§ **Goal of the exercise**: Transcribe the listing below word for word.

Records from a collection
****************************************
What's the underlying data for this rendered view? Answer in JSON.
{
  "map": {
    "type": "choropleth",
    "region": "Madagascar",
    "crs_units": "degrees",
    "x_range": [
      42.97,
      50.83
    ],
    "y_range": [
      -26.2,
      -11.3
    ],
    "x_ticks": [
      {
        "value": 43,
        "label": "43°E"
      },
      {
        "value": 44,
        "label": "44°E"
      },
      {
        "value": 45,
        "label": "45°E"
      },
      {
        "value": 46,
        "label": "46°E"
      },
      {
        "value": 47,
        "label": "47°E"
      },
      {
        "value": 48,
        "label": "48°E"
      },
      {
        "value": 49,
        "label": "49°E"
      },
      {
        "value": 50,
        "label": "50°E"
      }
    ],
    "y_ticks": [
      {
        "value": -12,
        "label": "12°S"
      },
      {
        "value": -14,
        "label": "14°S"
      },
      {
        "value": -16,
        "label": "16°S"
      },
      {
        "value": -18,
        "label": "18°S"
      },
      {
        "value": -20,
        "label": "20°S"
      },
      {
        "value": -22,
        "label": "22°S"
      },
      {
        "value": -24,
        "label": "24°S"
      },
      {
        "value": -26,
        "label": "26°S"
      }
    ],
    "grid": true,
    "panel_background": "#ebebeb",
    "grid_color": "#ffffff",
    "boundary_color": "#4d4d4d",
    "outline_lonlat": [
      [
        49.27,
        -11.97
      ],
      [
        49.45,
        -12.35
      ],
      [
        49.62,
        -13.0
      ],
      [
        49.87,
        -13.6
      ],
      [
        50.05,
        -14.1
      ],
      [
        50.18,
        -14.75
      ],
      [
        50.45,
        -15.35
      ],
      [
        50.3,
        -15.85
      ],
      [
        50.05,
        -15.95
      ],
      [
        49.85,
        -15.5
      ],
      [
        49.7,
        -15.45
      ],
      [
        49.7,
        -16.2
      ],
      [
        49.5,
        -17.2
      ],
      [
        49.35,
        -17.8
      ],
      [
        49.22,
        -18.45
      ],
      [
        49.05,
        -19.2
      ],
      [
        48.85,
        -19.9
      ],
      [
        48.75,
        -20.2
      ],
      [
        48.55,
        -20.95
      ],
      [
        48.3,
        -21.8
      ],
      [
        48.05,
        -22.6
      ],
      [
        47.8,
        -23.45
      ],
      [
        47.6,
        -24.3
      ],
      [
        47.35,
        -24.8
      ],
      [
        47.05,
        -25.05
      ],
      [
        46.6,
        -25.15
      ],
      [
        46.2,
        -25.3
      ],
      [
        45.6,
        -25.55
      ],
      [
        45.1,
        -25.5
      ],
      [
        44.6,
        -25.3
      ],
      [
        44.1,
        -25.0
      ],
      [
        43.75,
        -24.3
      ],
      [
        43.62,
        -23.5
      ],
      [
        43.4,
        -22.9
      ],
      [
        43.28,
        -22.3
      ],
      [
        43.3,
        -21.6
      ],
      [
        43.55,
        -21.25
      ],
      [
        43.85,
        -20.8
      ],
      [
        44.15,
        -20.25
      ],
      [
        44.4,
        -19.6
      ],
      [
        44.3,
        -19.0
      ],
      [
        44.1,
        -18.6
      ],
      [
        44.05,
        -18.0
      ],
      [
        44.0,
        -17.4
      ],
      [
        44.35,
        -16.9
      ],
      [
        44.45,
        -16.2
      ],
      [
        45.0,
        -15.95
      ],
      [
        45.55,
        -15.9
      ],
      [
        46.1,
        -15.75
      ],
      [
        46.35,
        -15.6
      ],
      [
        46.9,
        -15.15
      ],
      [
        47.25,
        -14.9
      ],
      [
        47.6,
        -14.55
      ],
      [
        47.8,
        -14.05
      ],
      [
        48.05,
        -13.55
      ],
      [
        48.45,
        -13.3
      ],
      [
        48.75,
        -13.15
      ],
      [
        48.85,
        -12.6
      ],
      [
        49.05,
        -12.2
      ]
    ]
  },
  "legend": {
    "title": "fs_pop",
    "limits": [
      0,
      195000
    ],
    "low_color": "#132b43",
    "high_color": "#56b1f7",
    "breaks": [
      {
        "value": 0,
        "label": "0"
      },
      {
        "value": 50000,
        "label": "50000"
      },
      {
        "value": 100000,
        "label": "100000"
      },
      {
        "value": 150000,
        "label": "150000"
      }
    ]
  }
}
****************************************
§ **Correct output**:
What's the underlying data for this rendered view? Answer in JSON.
{
  "map": {
    "type": "choropleth",
    "region": "Madagascar",
    "crs_units": "degrees",
    "x_range": [
      42.97,
      50.83
    ],
    "y_range": [
      -26.2,
      -11.3
    ],
    "x_ticks": [
      {
        "value": 43,
        "label": "43°E"
      },
      {
        "value": 44,
        "label": "44°E"
      },
      {
        "value": 45,
        "label": "45°E"
      },
      {
        "value": 46,
        "label": "46°E"
      },
      {
        "value": 47,
        "label": "47°E"
      },
      {
        "value": 48,
        "label": "48°E"
      },
      {
        "value": 49,
        "label": "49°E"
      },
      {
        "value": 50,
        "label": "50°E"
      }
    ],
    "y_ticks": [
      {
        "value": -12,
        "label": "12°S"
      },
      {
        "value": -14,
        "label": "14°S"
      },
      {
        "value": -16,
        "label": "16°S"
      },
      {
        "value": -18,
        "label": "18°S"
      },
      {
        "value": -20,
        "label": "20°S"
      },
      {
        "value": -22,
        "label": "22°S"
      },
      {
        "value": -24,
        "label": "24°S"
      },
      {
        "value": -26,
        "label": "26°S"
      }
    ],
    "grid": true,
    "panel_background": "#ebebeb",
    "grid_color": "#ffffff",
    "boundary_color": "#4d4d4d",
    "outline_lonlat": [
      [
        49.27,
        -11.97
      ],
      [
        49.45,
        -12.35
      ],
      [
        49.62,
        -13.0
      ],
      [
        49.87,
        -13.6
      ],
      [
        50.05,
        -14.1
      ],
      [
        50.18,
        -14.75
      ],
      [
        50.45,
        -15.35
      ],
      [
        50.3,
        -15.85
      ],
      [
        50.05,
        -15.95
      ],
      [
        49.85,
        -15.5
      ],
      [
        49.7,
        -15.45
      ],
      [
        49.7,
        -16.2
      ],
      [
        49.5,
        -17.2
      ],
      [
        49.35,
        -17.8
      ],
      [
        49.22,
        -18.45
      ],
      [
        49.05,
        -19.2
      ],
      [
        48.85,
        -19.9
      ],
      [
        48.75,
        -20.2
      ],
      [
        48.55,
        -20.95
      ],
      [
        48.3,
        -21.8
      ],
      [
        48.05,
        -22.6
      ],
      [
        47.8,
        -23.45
      ],
      [
        47.6,
        -24.3
      ],
      [
        47.35,
        -24.8
      ],
      [
        47.05,
        -25.05
      ],
      [
        46.6,
        -25.15
      ],
      [
        46.2,
        -25.3
      ],
      [
        45.6,
        -25.55
      ],
      [
        45.1,
        -25.5
      ],
      [
        44.6,
        -25.3
      ],
      [
        44.1,
        -25.0
      ],
      [
        43.75,
        -24.3
      ],
      [
        43.62,
        -23.5
      ],
      [
        43.4,
        -22.9
      ],
      [
        43.28,
        -22.3
      ],
      [
        43.3,
        -21.6
      ],
      [
        43.55,
        -21.25
      ],
      [
        43.85,
        -20.8
      ],
      [
        44.15,
        -20.25
      ],
      [
        44.4,
        -19.6
      ],
      [
        44.3,
        -19.0
      ],
      [
        44.1,
        -18.6
      ],
      [
        44.05,
        -18.0
      ],
      [
        44.0,
        -17.4
      ],
      [
        44.35,
        -16.9
      ],
      [
        44.45,
        -16.2
      ],
      [
        45.0,
        -15.95
      ],
      [
        45.55,
        -15.9
      ],
      [
        46.1,
        -15.75
      ],
      [
        46.35,
        -15.6
      ],
      [
        46.9,
        -15.15
      ],
      [
        47.25,
        -14.9
      ],
      [
        47.6,
        -14.55
      ],
      [
        47.8,
        -14.05
      ],
      [
        48.05,
        -13.55
      ],
      [
        48.45,
        -13.3
      ],
      [
        48.75,
        -13.15
      ],
      [
        48.85,
        -12.6
      ],
      [
        49.05,
        -12.2
      ]
    ]
  },
  "legend": {
    "title": "fs_pop",
    "limits": [
      0,
      195000
    ],
    "low_color": "#132b43",
    "high_color": "#56b1f7",
    "breaks": [
      {
        "value": 0,
        "label": "0"
      },
      {
        "value": 50000,
        "label": "50000"
      },
      {
        "value": 100000,
        "label": "100000"
      },
      {
        "value": 150000,
        "label": "150000"
      }
    ]
  }
}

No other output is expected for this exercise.